**Given task:** In full and without alteration, repeat the material.

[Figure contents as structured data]
=-=-=

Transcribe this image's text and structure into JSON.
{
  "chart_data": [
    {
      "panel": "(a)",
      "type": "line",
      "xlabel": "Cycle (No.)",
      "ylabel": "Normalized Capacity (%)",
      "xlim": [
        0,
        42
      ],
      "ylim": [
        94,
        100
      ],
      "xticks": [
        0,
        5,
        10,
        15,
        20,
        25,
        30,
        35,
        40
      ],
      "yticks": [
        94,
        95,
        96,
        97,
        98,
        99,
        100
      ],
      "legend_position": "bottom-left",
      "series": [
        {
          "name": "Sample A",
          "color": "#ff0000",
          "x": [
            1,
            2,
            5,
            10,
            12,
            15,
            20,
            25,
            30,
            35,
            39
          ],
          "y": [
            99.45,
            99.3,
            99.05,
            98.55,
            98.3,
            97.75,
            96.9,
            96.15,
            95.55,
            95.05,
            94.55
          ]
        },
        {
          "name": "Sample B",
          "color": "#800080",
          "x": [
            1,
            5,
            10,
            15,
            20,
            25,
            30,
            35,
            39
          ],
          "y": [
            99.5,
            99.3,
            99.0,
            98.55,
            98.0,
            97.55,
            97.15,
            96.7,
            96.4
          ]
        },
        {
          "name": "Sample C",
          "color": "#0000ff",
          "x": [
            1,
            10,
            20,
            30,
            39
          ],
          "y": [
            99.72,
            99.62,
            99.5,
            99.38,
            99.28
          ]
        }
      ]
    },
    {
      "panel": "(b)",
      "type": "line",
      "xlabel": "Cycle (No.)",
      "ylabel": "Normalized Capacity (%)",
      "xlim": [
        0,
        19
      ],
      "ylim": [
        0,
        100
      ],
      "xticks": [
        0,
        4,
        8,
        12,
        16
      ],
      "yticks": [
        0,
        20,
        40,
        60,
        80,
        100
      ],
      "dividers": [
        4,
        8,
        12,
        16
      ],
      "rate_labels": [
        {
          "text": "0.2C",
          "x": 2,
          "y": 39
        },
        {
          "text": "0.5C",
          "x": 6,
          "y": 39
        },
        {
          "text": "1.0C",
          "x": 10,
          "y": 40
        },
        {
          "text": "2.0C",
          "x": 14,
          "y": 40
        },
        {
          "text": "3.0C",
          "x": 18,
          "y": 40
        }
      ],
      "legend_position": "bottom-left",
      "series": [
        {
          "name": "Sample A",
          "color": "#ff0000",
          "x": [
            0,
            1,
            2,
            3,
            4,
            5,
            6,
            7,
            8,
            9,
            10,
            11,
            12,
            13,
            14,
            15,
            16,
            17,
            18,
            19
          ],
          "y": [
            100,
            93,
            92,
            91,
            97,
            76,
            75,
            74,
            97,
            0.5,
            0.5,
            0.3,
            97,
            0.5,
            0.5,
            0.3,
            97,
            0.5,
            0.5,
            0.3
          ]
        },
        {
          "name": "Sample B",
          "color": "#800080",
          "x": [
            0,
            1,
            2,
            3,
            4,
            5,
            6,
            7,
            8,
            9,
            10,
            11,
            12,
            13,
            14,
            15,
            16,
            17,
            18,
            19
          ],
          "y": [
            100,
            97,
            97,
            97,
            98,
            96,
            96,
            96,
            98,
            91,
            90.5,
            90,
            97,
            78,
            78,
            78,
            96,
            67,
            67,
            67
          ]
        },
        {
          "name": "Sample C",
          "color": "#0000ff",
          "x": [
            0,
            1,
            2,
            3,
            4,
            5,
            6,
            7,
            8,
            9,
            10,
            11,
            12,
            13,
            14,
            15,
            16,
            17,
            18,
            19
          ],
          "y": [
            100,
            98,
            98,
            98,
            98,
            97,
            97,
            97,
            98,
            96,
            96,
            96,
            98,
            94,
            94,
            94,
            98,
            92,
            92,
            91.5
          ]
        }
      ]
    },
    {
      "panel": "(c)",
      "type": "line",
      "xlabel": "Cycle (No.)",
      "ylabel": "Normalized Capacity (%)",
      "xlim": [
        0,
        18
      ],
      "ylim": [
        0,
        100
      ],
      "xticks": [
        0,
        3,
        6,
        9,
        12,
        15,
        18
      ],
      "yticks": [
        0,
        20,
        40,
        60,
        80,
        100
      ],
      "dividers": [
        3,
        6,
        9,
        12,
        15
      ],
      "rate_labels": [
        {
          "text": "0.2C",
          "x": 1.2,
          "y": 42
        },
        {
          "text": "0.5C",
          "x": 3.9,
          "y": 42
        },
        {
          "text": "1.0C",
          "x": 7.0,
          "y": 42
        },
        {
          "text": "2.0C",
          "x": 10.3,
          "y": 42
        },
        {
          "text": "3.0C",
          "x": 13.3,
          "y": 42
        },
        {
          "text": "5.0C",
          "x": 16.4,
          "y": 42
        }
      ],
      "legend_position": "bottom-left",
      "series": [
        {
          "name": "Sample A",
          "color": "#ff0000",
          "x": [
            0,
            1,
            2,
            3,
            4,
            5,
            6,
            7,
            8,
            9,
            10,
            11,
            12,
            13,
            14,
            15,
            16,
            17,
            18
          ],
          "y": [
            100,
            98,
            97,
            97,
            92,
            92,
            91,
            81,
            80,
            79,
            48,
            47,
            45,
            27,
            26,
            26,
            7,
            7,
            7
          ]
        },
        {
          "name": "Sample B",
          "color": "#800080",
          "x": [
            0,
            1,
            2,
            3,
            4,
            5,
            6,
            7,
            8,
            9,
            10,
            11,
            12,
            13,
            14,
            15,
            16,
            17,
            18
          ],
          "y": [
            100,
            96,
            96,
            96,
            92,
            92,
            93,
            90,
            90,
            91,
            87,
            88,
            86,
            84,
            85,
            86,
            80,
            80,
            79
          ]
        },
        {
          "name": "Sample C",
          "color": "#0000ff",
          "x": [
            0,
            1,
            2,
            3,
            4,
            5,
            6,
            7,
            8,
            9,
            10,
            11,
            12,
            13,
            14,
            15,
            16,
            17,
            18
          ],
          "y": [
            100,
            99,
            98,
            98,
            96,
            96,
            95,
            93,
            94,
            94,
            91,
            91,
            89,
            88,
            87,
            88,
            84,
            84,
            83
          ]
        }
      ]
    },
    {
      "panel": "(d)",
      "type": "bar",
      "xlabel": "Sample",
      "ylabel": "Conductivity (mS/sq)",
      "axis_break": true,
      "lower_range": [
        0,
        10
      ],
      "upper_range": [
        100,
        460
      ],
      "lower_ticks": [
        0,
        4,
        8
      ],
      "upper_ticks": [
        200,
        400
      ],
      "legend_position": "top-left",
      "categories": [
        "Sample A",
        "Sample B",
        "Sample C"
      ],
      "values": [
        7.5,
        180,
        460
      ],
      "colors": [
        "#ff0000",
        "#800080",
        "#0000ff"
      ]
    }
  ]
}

=-=-=

**Written response:**
Transcribe this image's text and structure into JSON.
{
  "chart_data": [
    {
      "panel": "(a)",
      "type": "line",
      "xlabel": "Cycle (No.)",
      "ylabel": "Normalized Capacity (%)",
      "xlim": [
        0,
        42
      ],
      "ylim": [
        94,
        100
      ],
      "xticks": [
        0,
        5,
        10,
        15,
        20,
        25,
        30,
        35,
        40
      ],
      "yticks": [
        94,
        95,
        96,
        97,
        98,
        99,
        100
      ],
      "legend_position": "bottom-left",
      "series": [
        {
          "name": "Sample A",
          "color": "#ff0000",
          "x": [
            1,
            2,
            5,
            10,
            12,
            15,
            20,
            25,
            30,
            35,
            39
          ],
          "y": [
            99.45,
            99.3,
            99.05,
            98.55,
            98.3,
            97.75,
            96.9,
            96.15,
            95.55,
            95.05,
            94.55
          ]
        },
        {
          "name": "Sample B",
          "color": "#800080",
          "x": [
            1,
            5,
            10,
            15,
            20,
            25,
            30,
            35,
            39
          ],
          "y": [
            99.5,
            99.3,
            99.0,
            98.55,
            98.0,
            97.55,
            97.15,
            96.7,
            96.4
          ]
        },
        {
          "name": "Sample C",
          "color": "#0000ff",
          "x": [
            1,
            10,
            20,
            30,
            39
          ],
          "y": [
            99.72,
            99.62,
            99.5,
            99.38,
            99.28
          ]
        }
      ]
    },
    {
      "panel": "(b)",
      "type": "line",
      "xlabel": "Cycle (No.)",
      "ylabel": "Normalized Capacity (%)",
      "xlim": [
        0,
        19
      ],
      "ylim": [
        0,
        100
      ],
      "xticks": [
        0,
        4,
        8,
        12,
        16
      ],
      "yticks": [
        0,
        20,
        40,
        60,
        80,
        100
      ],
      "dividers": [
        4,
        8,
        12,
        16
      ],
      "rate_labels": [
        {
          "text": "0.2C",
          "x": 2,
          "y": 39
        },
        {
          "text": "0.5C",
          "x": 6,
          "y": 39
        },
        {
          "text": "1.0C",
          "x": 10,
          "y": 40
        },
        {
          "text": "2.0C",
          "x": 14,
          "y": 40
        },
        {
          "text": "3.0C",
          "x": 18,
          "y": 40
        }
      ],
      "legend_position": "bottom-left",
      "series": [
        {
          "name": "Sample A",
          "color": "#ff0000",
          "x": [
            0,
            1,
            2,
            3,
            4,
            5,
            6,
            7,
            8,
            9,
            10,
            11,
            12,
            13,
            14,
            15,
            16,
            17,
            18,
            19
          ],
          "y": [
            100,
            93,
            92,
            91,
            97,
            76,
            75,
            74,
            97,
            0.5,
            0.5,
            0.3,
            97,
            0.5,
            0.5,
            0.3,
            97,
            0.5,
            0.5,
            0.3
          ]
        },
        {
          "name": "Sample B",
          "color": "#800080",
          "x": [
            0,
            1,
            2,
            3,
            4,
            5,
            6,
            7,
            8,
            9,
            10,
            11,
            12,
            13,
            14,
            15,
            16,
            17,
            18,
            19
          ],
          "y": [
            100,
            97,
            97,
            97,
            98,
            96,
            96,
            96,
            98,
            91,
            90.5,
            90,
            97,
            78,
            78,
            78,
            96,
            67,
            67,
            67
          ]
        },
        {
          "name": "Sample C",
          "color": "#0000ff",
          "x": [
            0,
            1,
            2,
            3,
            4,
            5,
            6,
            7,
            8,
            9,
            10,
            11,
            12,
            13,
            14,
            15,
            16,
            17,
            18,
            19
          ],
          "y": [
            100,
            98,
            98,
            98,
            98,
            97,
            97,
            97,
            98,
            96,
            96,
            96,
            98,
            94,
            94,
            94,
            98,
            92,
            92,
            91.5
          ]
        }
      ]
    },
    {
      "panel": "(c)",
      "type": "line",
      "xlabel": "Cycle (No.)",
      "ylabel": "Normalized Capacity (%)",
      "xlim": [
        0,
        18
      ],
      "ylim": [
        0,
        100
      ],
      "xticks": [
        0,
        3,
        6,
        9,
        12,
        15,
        18
      ],
      "yticks": [
        0,
        20,
        40,
        60,
        80,
        100
      ],
      "dividers": [
        3,
        6,
        9,
        12,
        15
      ],
      "rate_labels": [
        {
          "text": "0.2C",
          "x": 1.2,
          "y": 42
        },
        {
          "text": "0.5C",
          "x": 3.9,
          "y": 42
        },
        {
          "text": "1.0C",
          "x": 7.0,
          "y": 42
        },
        {
          "text": "2.0C",
          "x": 10.3,
          "y": 42
        },
        {
          "text": "3.0C",
          "x": 13.3,
          "y": 42
        },
        {
          "text": "5.0C",
          "x": 16.4,
          "y": 42
        }
      ],
      "legend_position": "bottom-left",
      "series": [
        {
          "name": "Sample A",
          "color": "#ff0000",
          "x": [
            0,
            1,
            2,
            3,
            4,
            5,
            6,
            7,
            8,
            9,
            10,
            11,
            12,
            13,
            14,
            15,
            16,
            17,
            18
          ],
          "y": [
            100,
            98,
            97,
            97,
            92,
            92,
            91,
            81,
            80,
            79,
            48,
            47,
            45,
            27,
            26,
            26,
            7,
            7,
            7
          ]
        },
        {
          "name": "Sample B",
          "color": "#800080",
          "x": [
            0,
            1,
            2,
            3,
            4,
            5,
            6,
            7,
            8,
            9,
            10,
            11,
            12,
            13,
            14,
            15,
            16,
            17,
            18
          ],
          "y": [
            100,
            96,
            96,
            96,
            92,
            92,
            93,
            90,
            90,
            91,
            87,
            88,
            86,
            84,
            85,
            86,
            80,
            80,
            79
          ]
        },
        {
          "name": "Sample C",
          "color": "#0000ff",
          "x": [
            0,
            1,
            2,
            3,
            4,
            5,
            6,
            7,
            8,
            9,
            10,
            11,
            12,
            13,
            14,
            15,
            16,
            17,
            18
          ],
          "y": [
            100,
            99,
            98,
            98,
            96,
            96,
            95,
            93,
            94,
            94,
            91,
            91,
            89,
            88,
            87,
            88,
            84,
            84,
            83
          ]
        }
      ]
    },
    {
      "panel": "(d)",
      "type": "bar",
      "xlabel": "Sample",
      "ylabel": "Conductivity (mS/sq)",
      "axis_break": true,
      "lower_range": [
        0,
        10
      ],
      "upper_range": [
        100,
        460
      ],
      "lower_ticks": [
        0,
        4,
        8
      ],
      "upper_ticks": [
        200,
        400
      ],
      "legend_position": "top-left",
      "categories": [
        "Sample A",
        "Sample B",
        "Sample C"
      ],
      "values": [
        7.5,
        180,
        460
      ],
      "colors": [
        "#ff0000",
        "#800080",
        "#0000ff"
      ]
    }
  ]
}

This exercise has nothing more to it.